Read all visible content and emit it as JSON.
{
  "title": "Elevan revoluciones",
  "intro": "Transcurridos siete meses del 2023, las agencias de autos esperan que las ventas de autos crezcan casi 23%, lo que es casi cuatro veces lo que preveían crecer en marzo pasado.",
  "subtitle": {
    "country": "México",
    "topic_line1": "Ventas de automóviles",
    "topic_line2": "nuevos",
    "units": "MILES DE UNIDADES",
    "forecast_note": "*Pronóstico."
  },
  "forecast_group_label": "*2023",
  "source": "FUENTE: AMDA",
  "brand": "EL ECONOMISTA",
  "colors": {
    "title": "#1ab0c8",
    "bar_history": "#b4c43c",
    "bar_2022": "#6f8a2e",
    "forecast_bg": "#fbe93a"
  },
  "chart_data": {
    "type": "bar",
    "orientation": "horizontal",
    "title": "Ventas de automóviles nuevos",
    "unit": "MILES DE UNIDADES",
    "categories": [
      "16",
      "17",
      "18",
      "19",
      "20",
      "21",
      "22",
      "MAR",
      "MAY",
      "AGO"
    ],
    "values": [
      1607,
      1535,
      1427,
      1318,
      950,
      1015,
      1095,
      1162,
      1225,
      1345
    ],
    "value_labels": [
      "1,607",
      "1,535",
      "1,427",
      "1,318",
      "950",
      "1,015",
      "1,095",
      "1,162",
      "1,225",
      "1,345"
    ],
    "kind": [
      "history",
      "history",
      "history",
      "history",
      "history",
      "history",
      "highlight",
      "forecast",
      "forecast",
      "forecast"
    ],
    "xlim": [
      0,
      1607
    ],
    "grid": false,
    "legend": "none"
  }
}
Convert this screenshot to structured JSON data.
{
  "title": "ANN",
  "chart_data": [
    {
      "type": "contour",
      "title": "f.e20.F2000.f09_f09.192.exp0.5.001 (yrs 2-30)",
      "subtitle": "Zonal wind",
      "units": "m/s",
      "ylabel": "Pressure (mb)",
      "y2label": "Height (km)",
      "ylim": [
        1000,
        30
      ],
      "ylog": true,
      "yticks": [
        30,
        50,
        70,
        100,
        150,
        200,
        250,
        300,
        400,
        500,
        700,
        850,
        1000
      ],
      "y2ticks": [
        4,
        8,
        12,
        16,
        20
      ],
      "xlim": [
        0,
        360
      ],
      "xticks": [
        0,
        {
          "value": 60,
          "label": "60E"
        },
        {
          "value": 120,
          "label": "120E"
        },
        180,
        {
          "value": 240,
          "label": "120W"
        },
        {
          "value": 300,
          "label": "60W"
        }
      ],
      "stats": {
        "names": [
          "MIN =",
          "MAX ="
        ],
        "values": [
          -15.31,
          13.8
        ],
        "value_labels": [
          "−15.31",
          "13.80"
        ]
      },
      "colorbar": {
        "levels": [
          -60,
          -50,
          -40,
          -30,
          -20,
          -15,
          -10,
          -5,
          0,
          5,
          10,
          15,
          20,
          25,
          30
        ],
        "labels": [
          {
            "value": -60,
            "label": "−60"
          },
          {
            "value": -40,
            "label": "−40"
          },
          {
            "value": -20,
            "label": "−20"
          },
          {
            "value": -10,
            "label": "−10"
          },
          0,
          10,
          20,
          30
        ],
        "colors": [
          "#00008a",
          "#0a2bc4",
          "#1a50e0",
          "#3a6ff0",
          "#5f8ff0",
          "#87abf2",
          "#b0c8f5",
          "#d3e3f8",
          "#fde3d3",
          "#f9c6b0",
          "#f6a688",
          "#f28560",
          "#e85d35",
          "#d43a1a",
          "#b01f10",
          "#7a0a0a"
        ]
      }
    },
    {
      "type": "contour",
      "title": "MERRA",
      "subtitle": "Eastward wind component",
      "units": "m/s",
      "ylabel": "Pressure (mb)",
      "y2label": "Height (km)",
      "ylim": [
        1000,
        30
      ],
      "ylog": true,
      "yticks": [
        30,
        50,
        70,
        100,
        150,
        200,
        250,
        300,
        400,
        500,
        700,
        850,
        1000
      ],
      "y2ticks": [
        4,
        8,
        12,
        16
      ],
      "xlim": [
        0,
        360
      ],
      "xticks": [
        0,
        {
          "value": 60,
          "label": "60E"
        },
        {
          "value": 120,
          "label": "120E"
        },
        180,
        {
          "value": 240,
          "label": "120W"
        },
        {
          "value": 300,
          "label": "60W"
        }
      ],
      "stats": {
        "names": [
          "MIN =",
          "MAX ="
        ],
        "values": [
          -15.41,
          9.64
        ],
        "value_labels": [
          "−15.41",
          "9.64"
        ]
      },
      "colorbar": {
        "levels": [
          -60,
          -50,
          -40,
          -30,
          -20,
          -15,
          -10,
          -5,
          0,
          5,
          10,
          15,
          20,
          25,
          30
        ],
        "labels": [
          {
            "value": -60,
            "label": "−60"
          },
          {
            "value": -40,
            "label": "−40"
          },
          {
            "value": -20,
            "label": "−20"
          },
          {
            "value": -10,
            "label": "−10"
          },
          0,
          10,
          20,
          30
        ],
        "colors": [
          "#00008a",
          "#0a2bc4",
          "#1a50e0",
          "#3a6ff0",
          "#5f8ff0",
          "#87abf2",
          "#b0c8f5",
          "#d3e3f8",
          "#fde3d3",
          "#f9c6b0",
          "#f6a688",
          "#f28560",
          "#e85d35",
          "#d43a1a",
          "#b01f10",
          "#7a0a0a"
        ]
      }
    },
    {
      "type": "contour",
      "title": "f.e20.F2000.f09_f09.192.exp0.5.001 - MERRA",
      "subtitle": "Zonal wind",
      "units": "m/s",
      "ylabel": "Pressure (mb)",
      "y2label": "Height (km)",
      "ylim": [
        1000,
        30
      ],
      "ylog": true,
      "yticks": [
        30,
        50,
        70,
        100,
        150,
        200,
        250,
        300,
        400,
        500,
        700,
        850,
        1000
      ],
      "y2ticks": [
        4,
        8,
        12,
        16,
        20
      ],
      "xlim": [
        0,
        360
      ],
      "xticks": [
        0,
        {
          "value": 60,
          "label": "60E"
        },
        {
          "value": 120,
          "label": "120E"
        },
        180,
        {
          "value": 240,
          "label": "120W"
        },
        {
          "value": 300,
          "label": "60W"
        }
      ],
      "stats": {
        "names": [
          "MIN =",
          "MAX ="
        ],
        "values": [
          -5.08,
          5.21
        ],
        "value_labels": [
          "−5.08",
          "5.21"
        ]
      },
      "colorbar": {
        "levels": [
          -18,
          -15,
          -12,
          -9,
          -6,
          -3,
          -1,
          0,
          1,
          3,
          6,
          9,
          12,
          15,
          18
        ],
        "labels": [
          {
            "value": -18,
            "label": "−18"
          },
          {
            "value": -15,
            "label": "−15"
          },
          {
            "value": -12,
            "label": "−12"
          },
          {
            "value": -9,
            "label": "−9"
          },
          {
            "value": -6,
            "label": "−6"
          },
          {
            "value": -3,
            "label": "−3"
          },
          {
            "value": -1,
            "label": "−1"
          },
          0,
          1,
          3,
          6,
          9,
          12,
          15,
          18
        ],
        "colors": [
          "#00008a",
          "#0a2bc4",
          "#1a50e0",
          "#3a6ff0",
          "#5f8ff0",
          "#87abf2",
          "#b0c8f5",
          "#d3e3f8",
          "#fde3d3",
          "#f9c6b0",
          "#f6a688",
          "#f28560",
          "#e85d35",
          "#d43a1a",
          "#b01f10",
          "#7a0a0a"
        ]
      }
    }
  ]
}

==================================================

Repeat all the entries exactly as given.

Read all visible content and emit it as JSON.
{
  "title": "Elevan revoluciones",
  "intro": "Transcurridos siete meses del 2023, las agencias de autos esperan que las ventas de autos crezcan casi 23%, lo que es casi cuatro veces lo que preveían crecer en marzo pasado.",
  "subtitle": {
    "country": "México",
    "topic_line1": "Ventas de automóviles",
    "topic_line2": "nuevos",
    "units": "MILES DE UNIDADES",
    "forecast_note": "*Pronóstico."
  },
  "forecast_group_label": "*2023",
  "source": "FUENTE: AMDA",
  "brand": "EL ECONOMISTA",
  "colors": {
    "title": "#1ab0c8",
    "bar_history": "#b4c43c",
    "bar_2022": "#6f8a2e",
    "forecast_bg": "#fbe93a"
  },
  "chart_data": {
    "type": "bar",
    "orientation": "horizontal",
    "title": "Ventas de automóviles nuevos",
    "unit": "MILES DE UNIDADES",
    "categories": [
      "16",
      "17",
      "18",
      "19",
      "20",
      "21",
      "22",
      "MAR",
      "MAY",
      "AGO"
    ],
    "values": [
      1607,
      1535,
      1427,
      1318,
      950,
      1015,
      1095,
      1162,
      1225,
      1345
    ],
    "value_labels": [
      "1,607",
      "1,535",
      "1,427",
      "1,318",
      "950",
      "1,015",
      "1,095",
      "1,162",
      "1,225",
      "1,345"
    ],
    "kind": [
      "history",
      "history",
      "history",
      "history",
      "history",
      "history",
      "highlight",
      "forecast",
      "forecast",
      "forecast"
    ],
    "xlim": [
      0,
      1607
    ],
    "grid": false,
    "legend": "none"
  }
}
Convert this screenshot to structured JSON data.
{
  "title": "ANN",
  "chart_data": [
    {
      "type": "contour",
      "title": "f.e20.F2000.f09_f09.192.exp0.5.001 (yrs 2-30)",
      "subtitle": "Zonal wind",
      "units": "m/s",
      "ylabel": "Pressure (mb)",
      "y2label": "Height (km)",
      "ylim": [
        1000,
        30
      ],
      "ylog": true,
      "yticks": [
        30,
        50,
        70,
        100,
        150,
        200,
        250,
        300,
        400,
        500,
        700,
        850,
        1000
      ],
      "y2ticks": [
        4,
        8,
        12,
        16,
        20
      ],
      "xlim": [
        0,
        360
      ],
      "xticks": [
        0,
        {
          "value": 60,
          "label": "60E"
        },
        {
          "value": 120,
          "label": "120E"
        },
        180,
        {
          "value": 240,
          "label": "120W"
        },
        {
          "value": 300,
          "label": "60W"
        }
      ],
      "stats": {
        "names": [
          "MIN =",
          "MAX ="
        ],
        "values": [
          -15.31,
          13.8
        ],
        "value_labels": [
          "−15.31",
          "13.80"
        ]
      },
      "colorbar": {
        "levels": [
          -60,
          -50,
          -40,
          -30,
          -20,
          -15,
          -10,
          -5,
          0,
          5,
          10,
          15,
          20,
          25,
          30
        ],
        "labels": [
          {
            "value": -60,
            "label": "−60"
          },
          {
            "value": -40,
            "label": "−40"
          },
          {
            "value": -20,
            "label": "−20"
          },
          {
            "value": -10,
            "label": "−10"
          },
          0,
          10,
          20,
          30
        ],
        "colors": [
          "#00008a",
          "#0a2bc4",
          "#1a50e0",
          "#3a6ff0",
          "#5f8ff0",
          "#87abf2",
          "#b0c8f5",
          "#d3e3f8",
          "#fde3d3",
          "#f9c6b0",
          "#f6a688",
          "#f28560",
          "#e85d35",
          "#d43a1a",
          "#b01f10",
          "#7a0a0a"
        ]
      }
    },
    {
      "type": "contour",
      "title": "MERRA",
      "subtitle": "Eastward wind component",
      "units": "m/s",
      "ylabel": "Pressure (mb)",
      "y2label": "Height (km)",
      "ylim": [
        1000,
        30
      ],
      "ylog": true,
      "yticks": [
        30,
        50,
        70,
        100,
        150,
        200,
        250,
        300,
        400,
        500,
        700,
        850,
        1000
      ],
      "y2ticks": [
        4,
        8,
        12,
        16
      ],
      "xlim": [
        0,
        360
      ],
      "xticks": [
        0,
        {
          "value": 60,
          "label": "60E"
        },
        {
          "value": 120,
          "label": "120E"
        },
        180,
        {
          "value": 240,
          "label": "120W"
        },
        {
          "value": 300,
          "label": "60W"
        }
      ],
      "stats": {
        "names": [
          "MIN =",
          "MAX ="
        ],
        "values": [
          -15.41,
          9.64
        ],
        "value_labels": [
          "−15.41",
          "9.64"
        ]
      },
      "colorbar": {
        "levels": [
          -60,
          -50,
          -40,
          -30,
          -20,
          -15,
          -10,
          -5,
          0,
          5,
          10,
          15,
          20,
          25,
          30
        ],
        "labels": [
          {
            "value": -60,
            "label": "−60"
          },
          {
            "value": -40,
            "label": "−40"
          },
          {
            "value": -20,
            "label": "−20"
          },
          {
            "value": -10,
            "label": "−10"
          },
          0,
          10,
          20,
          30
        ],
        "colors": [
          "#00008a",
          "#0a2bc4",
          "#1a50e0",
          "#3a6ff0",
          "#5f8ff0",
          "#87abf2",
          "#b0c8f5",
          "#d3e3f8",
          "#fde3d3",
          "#f9c6b0",
          "#f6a688",
          "#f28560",
          "#e85d35",
          "#d43a1a",
          "#b01f10",
          "#7a0a0a"
        ]
      }
    },
    {
      "type": "contour",
      "title": "f.e20.F2000.f09_f09.192.exp0.5.001 - MERRA",
      "subtitle": "Zonal wind",
      "units": "m/s",
      "ylabel": "Pressure (mb)",
      "y2label": "Height (km)",
      "ylim": [
        1000,
        30
      ],
      "ylog": true,
      "yticks": [
        30,
        50,
        70,
        100,
        150,
        200,
        250,
        300,
        400,
        500,
        700,
        850,
        1000
      ],
      "y2ticks": [
        4,
        8,
        12,
        16,
        20
      ],
      "xlim": [
        0,
        360
      ],
      "xticks": [
        0,
        {
          "value": 60,
          "label": "60E"
        },
        {
          "value": 120,
          "label": "120E"
        },
        180,
        {
          "value": 240,
          "label": "120W"
        },
        {
          "value": 300,
          "label": "60W"
        }
      ],
      "stats": {
        "names": [
          "MIN =",
          "MAX ="
        ],
        "values": [
          -5.08,
          5.21
        ],
        "value_labels": [
          "−5.08",
          "5.21"
        ]
      },
      "colorbar": {
        "levels": [
          -18,
          -15,
          -12,
          -9,
          -6,
          -3,
          -1,
          0,
          1,
          3,
          6,
          9,
          12,
          15,
          18
        ],
        "labels": [
          {
            "value": -18,
            "label": "−18"
          },
          {
            "value": -15,
            "label": "−15"
          },
          {
            "value": -12,
            "label": "−12"
          },
          {
            "value": -9,
            "label": "−9"
          },
          {
            "value": -6,
            "label": "−6"
          },
          {
            "value": -3,
            "label": "−3"
          },
          {
            "value": -1,
            "label": "−1"
          },
          0,
          1,
          3,
          6,
          9,
          12,
          15,
          18
        ],
        "colors": [
          "#00008a",
          "#0a2bc4",
          "#1a50e0",
          "#3a6ff0",
          "#5f8ff0",
          "#87abf2",
          "#b0c8f5",
          "#d3e3f8",
          "#fde3d3",
          "#f9c6b0",
          "#f6a688",
          "#f28560",
          "#e85d35",
          "#d43a1a",
          "#b01f10",
          "#7a0a0a"
        ]
      }
    }
  ]
}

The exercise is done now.